● TEXT SECTION:
*** Begin section ***

The data contains more information than a crystal or no crystal. The phase behavior of macromolecules in solution is well studied and because of the format of the crystallization screening method used there is considerable information on that phase behavior than can guide approaches to recalcitrant samples and the optimization of conditions where crystals have been seen. Detailed advice on this is given in another paper by the Center entitled “What’s in a drop? Correlating observations and outcomes to guide macromolecular crystallization experiments“.
4. Use the data
Select the hits to reproduce or optimize. Reproduce any hits that you wish to verify (A protocol that has been used effectively in hundreds of cases is available here) and study the effect of variables on the optimization. While there are many optimization strategies, one that has been effective in-house has been to vary the concentration of the macromolecule and precipitant as well as the growth temperature in a systematic manner. This is described in a paper by the Center entitled “Efficient optimization of crystallization conditions by manipulation of drop volume ratio and temperature“.
If the work results in a publication we request acknowledgment of the Crystallization Center via the appropriate reference in any methods section. If for some reason a crystal hit is not obtained we are always happy to offer advice.
Analysis and utility software is available:
|MacroscopeJ||Image data can be conveniently viewed with corresponding chemical information using the program MacroScopeJ. The software is java-based to be compatible with most operating systems.

*** End section ***

● STUDY MATERIAL:
*** Begin section ***

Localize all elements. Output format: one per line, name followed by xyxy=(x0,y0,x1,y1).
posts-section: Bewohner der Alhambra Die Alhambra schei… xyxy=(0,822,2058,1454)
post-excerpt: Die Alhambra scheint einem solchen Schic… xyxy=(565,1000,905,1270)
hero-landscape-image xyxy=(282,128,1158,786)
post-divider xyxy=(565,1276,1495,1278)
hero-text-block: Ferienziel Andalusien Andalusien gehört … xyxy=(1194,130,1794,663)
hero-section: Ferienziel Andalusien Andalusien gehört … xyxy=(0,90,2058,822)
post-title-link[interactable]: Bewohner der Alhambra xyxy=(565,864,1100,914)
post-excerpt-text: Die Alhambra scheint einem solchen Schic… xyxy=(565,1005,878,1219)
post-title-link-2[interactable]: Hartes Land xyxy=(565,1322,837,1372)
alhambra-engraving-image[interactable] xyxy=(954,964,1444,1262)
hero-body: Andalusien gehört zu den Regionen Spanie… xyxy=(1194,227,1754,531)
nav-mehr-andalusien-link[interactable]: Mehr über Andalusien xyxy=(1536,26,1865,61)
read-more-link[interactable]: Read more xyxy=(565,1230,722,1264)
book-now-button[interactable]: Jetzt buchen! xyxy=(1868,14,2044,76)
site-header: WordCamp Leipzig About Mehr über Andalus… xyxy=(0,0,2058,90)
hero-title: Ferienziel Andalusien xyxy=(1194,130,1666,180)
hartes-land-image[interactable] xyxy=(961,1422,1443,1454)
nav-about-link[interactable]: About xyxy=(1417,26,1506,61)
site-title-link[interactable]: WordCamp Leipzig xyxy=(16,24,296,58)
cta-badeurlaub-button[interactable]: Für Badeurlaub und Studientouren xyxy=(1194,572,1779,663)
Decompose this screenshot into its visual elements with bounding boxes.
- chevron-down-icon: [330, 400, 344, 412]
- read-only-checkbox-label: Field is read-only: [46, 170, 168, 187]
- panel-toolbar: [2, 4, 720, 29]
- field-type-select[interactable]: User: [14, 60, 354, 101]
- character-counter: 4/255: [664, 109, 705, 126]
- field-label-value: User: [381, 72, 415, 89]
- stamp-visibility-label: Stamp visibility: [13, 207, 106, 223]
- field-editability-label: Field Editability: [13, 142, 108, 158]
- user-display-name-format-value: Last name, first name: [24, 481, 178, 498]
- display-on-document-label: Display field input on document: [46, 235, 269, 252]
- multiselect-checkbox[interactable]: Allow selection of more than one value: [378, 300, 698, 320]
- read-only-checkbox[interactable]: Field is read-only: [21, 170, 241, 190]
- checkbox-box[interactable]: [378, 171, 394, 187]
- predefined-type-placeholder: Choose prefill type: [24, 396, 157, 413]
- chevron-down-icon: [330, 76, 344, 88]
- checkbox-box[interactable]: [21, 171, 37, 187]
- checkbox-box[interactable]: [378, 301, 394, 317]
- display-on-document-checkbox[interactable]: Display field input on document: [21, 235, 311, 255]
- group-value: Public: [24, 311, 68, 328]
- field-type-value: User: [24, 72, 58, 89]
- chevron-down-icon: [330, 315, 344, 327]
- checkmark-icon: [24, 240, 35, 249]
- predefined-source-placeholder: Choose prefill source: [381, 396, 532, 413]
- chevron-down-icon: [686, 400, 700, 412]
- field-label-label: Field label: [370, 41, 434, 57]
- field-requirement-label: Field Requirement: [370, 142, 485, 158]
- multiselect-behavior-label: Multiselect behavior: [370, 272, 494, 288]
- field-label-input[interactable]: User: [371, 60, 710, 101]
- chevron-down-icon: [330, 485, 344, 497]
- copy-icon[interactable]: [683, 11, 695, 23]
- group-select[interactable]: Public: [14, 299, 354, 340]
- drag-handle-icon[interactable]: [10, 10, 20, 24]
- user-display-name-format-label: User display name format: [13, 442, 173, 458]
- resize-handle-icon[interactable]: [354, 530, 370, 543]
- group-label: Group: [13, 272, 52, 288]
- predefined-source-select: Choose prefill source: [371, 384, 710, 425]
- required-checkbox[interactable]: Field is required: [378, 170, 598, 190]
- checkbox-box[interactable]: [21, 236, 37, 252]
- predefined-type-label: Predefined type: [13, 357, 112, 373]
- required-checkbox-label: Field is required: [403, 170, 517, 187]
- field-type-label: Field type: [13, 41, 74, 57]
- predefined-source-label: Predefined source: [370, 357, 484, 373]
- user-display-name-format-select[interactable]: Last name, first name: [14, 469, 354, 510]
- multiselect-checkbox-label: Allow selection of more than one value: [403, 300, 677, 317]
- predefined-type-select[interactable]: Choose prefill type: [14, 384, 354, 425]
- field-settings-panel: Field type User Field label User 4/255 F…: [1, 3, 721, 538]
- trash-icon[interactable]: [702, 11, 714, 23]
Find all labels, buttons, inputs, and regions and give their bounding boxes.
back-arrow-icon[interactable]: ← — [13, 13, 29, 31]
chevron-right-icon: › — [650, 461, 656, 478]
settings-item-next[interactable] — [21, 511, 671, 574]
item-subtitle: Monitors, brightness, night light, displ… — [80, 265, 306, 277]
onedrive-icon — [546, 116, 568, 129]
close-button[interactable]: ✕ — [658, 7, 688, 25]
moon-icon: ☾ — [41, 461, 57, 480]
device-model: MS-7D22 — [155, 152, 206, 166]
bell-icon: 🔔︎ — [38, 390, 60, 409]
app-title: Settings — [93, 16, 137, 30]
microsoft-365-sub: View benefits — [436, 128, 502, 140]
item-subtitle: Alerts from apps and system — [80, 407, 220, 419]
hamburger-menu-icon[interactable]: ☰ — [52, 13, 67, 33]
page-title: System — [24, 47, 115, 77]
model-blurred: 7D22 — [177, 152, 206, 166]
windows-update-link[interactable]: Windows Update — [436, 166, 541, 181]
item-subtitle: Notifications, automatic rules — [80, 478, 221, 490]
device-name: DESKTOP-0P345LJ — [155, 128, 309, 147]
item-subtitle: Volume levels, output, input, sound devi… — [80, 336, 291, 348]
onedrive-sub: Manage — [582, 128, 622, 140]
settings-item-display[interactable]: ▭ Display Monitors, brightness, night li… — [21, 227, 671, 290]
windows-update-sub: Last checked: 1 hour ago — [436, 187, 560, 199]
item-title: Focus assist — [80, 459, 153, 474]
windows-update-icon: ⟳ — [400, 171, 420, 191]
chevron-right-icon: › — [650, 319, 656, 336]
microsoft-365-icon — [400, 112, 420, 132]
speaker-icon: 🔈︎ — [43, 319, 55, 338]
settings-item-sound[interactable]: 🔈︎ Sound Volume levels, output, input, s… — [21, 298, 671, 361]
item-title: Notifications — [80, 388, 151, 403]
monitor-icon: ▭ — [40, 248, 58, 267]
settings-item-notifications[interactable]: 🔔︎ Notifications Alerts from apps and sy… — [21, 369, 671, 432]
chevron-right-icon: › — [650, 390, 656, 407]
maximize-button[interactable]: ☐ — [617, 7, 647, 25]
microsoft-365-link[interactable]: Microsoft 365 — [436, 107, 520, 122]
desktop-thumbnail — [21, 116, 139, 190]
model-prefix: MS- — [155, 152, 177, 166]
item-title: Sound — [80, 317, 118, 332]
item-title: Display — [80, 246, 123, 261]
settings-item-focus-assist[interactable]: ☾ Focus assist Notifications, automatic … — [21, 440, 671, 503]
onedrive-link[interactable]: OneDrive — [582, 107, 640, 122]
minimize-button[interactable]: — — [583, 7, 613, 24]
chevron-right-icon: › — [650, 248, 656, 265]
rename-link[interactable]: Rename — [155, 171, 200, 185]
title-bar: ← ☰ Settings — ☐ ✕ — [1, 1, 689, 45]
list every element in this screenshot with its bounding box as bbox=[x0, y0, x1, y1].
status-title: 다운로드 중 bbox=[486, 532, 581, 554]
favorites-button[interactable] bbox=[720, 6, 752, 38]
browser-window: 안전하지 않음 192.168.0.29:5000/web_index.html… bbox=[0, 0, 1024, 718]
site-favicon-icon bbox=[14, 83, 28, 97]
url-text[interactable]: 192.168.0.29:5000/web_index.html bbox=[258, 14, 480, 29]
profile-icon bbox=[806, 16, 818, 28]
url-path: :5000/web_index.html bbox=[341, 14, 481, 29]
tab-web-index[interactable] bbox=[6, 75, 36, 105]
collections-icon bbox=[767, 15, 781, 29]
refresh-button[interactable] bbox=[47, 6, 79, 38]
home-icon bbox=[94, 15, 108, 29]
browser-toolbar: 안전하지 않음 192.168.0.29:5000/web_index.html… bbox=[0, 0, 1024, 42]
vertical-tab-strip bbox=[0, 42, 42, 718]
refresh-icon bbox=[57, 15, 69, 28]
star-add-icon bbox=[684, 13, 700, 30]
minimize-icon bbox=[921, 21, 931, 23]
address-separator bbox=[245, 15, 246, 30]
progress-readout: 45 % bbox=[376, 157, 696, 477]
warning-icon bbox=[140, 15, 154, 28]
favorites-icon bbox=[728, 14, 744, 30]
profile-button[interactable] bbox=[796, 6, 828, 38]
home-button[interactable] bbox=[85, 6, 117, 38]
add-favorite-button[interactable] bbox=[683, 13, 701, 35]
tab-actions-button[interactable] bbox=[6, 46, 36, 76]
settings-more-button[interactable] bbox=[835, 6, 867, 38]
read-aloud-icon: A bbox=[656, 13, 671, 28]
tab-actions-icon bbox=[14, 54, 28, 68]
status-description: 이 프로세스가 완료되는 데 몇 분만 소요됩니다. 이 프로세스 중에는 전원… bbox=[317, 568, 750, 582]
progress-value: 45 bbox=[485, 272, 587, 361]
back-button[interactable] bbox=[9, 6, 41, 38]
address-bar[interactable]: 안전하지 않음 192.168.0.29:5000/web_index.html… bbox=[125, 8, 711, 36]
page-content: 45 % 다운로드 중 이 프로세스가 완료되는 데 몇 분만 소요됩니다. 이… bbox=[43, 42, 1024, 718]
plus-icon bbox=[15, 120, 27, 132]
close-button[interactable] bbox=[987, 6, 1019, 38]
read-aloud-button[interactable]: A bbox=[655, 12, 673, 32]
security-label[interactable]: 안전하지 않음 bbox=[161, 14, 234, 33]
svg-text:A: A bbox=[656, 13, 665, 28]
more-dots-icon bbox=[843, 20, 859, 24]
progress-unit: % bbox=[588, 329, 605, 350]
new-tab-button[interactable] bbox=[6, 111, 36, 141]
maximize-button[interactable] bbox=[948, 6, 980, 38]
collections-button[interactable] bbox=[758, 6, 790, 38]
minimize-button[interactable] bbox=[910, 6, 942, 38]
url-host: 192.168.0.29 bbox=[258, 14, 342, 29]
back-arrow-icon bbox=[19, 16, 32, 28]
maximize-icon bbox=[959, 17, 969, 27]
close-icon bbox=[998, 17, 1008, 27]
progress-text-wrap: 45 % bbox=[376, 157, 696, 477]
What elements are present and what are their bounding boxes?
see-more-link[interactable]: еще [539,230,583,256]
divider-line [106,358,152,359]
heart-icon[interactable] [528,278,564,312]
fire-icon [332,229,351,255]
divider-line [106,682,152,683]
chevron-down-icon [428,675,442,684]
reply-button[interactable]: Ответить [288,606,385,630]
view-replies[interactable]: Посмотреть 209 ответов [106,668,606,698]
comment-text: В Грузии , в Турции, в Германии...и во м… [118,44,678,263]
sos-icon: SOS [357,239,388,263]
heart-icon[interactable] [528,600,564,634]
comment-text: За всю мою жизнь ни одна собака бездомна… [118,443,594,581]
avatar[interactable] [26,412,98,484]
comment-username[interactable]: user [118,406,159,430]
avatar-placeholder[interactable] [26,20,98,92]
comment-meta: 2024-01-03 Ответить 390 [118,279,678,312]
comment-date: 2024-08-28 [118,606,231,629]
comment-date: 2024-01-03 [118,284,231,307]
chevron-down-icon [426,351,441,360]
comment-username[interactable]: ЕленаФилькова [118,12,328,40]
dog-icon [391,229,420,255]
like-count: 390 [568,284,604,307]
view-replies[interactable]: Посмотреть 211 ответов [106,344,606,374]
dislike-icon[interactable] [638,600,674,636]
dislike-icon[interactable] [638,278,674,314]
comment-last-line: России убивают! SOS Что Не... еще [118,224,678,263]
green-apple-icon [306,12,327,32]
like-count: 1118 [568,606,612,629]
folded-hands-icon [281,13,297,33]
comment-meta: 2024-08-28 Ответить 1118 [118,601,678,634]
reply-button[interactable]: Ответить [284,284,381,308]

*** End section ***

● QUESTIONS ON THE MATERIAL:
(A) Using the crystallization text above, list the variables in the optimization strategy that has worked well in-house.
(B) Summarize the crystallization text in two sentences.
(C) Go on with the crystallization text from its last sentence.

● ANSWERS BY ITEM:
(A)
- Concentration of the macromolecule
- Concentration of the precipitant
- Growth temperature

(B) Crystallization screening data holds more than a crystal-or-no-crystal result, and the Center advises choosing hits to reproduce or optimize, for instance by systematically varying the macromolecule and precipitant concentrations and the growth temperature. Publications should acknowledge the Crystallization Center, advice is offered if no crystal hit is found, and software such as MacroScopeJ is available to view image data together with chemical information.

(C)
|CheckShow||CheckShow is a multi-platform program written in Java that displays a virtual 1536-well plate annotated by well position or cocktail number with color-coded experiment outcomes. This software is useful for identifying well locations on a 1536 well plate for crystal extraction, or other testing purposes.
|CrossPlate||CrossPlate is Java-based software designed for the analysis of parallel crystallization experiments to test the effects of distinct variables on the outcomes. Examples include studying differences between the crystallization outcomes of control experiments, examining different protein formulations, the comparison of multiple constructs and of complexes versus individual components.
|SlickSpot||SlickSpot.xls is an interactive EXCEL spreadsheet that allows investigators to formulate grid screens near a given phase boundary for a particular detergent as discussed in Koszelak-Rosenblum M, Krol A, Mozumdar N, Wunsch K, Ferin A, Cook E, Veatch CK, Nagel R, Luft JR, Detitta GT, Malkowski MG. (2009) Determination and application of empirically derived detergent phase boundaries to effectively crystallize membrane proteins, Protein Sci. 18, 1828-1839.